*** RECORDS TO PROCESS ***

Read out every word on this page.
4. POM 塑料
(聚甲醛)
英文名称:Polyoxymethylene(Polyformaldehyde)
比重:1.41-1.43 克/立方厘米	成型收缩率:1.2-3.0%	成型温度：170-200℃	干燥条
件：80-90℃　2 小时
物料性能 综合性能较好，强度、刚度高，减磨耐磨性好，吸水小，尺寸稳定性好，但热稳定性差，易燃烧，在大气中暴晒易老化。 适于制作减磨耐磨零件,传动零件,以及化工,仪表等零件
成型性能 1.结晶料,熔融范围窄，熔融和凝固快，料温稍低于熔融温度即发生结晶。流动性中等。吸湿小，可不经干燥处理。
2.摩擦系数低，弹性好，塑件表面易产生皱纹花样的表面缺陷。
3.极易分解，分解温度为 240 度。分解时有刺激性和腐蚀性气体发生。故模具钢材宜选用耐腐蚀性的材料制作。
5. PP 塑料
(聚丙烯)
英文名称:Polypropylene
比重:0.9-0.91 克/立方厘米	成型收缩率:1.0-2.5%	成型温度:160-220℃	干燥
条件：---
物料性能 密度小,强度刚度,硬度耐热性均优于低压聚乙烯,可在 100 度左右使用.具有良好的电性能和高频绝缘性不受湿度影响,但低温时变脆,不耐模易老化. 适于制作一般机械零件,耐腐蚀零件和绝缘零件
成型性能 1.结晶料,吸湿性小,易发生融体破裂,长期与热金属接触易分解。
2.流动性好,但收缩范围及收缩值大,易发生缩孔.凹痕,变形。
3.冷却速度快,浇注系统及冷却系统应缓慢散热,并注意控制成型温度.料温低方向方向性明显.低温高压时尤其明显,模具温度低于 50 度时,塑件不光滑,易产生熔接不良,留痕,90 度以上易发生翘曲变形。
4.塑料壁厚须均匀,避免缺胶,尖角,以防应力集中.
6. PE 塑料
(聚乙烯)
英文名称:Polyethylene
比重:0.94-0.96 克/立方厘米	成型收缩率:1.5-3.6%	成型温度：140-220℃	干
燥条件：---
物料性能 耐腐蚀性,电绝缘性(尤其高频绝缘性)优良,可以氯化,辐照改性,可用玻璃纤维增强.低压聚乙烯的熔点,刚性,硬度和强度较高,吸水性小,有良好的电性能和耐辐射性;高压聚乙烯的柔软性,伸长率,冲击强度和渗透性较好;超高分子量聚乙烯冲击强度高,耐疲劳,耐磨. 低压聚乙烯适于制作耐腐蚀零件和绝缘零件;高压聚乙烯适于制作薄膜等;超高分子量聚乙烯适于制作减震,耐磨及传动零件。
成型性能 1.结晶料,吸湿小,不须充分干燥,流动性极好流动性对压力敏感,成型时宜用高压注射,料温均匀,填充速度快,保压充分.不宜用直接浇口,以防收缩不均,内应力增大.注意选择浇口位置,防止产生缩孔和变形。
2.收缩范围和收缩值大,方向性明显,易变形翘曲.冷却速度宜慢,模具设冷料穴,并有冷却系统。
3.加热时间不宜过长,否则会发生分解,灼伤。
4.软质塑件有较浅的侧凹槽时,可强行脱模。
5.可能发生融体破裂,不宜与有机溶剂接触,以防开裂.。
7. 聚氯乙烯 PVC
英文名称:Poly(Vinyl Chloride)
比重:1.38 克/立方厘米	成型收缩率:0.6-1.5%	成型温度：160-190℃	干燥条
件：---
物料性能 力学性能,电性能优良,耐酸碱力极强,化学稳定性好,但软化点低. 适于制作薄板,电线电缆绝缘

***
*** RECORDS TO PROCESS ***

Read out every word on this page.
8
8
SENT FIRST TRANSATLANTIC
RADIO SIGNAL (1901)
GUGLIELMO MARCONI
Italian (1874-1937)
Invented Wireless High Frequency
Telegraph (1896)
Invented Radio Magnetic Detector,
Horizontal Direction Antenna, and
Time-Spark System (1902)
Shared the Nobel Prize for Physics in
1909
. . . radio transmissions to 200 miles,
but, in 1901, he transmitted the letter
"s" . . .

***

§ **SHORT PROBLEM**: Identify the lines above with the word "英文名称". Copy them.

§ **EXERCISE ANSWER**:
英文名称:Polyoxymethylene(Polyformaldehyde)
英文名称:Polypropylene
英文名称:Polyethylene
英文名称:Poly(Vinyl Chloride)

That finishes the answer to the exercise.